What the task asks:
Pick out each line in these entries that contains the string "firm".

--------------------------------------------------

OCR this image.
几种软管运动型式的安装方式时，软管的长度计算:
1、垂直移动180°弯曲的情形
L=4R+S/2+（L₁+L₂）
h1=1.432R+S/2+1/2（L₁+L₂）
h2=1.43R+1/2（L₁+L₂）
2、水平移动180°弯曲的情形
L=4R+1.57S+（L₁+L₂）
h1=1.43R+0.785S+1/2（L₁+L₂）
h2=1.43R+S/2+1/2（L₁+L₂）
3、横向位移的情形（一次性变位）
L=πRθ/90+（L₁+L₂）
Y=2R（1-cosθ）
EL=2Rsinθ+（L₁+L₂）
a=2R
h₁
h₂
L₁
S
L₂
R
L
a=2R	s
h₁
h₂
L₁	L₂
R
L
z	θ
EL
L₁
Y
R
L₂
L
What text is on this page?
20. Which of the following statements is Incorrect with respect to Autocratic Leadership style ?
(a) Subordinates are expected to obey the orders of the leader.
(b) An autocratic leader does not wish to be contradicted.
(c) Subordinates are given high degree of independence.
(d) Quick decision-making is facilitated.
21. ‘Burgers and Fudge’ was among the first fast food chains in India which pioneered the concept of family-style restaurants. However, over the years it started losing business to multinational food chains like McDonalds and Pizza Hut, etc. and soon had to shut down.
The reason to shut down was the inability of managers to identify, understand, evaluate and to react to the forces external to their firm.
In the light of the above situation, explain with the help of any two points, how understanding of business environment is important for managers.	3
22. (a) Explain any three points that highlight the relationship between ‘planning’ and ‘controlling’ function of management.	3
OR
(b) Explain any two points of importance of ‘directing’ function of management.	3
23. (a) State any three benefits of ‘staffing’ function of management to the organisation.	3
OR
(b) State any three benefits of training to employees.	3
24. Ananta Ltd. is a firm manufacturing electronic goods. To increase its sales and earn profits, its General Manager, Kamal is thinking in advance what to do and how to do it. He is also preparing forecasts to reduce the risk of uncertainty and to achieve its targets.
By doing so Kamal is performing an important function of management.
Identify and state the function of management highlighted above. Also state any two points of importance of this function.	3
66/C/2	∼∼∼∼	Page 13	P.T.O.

--------------------------------------------------

Output:
The reason to shut down was the inability of managers to identify, understand, evaluate and to react to the forces external to their firm.
24. Ananta Ltd. is a firm manufacturing electronic goods. To increase its sales and earn profits, its General Manager, Kamal is thinking in advance what to do and how to do it. He is also preparing forecasts to reduce the risk of uncertainty and to achieve its targets.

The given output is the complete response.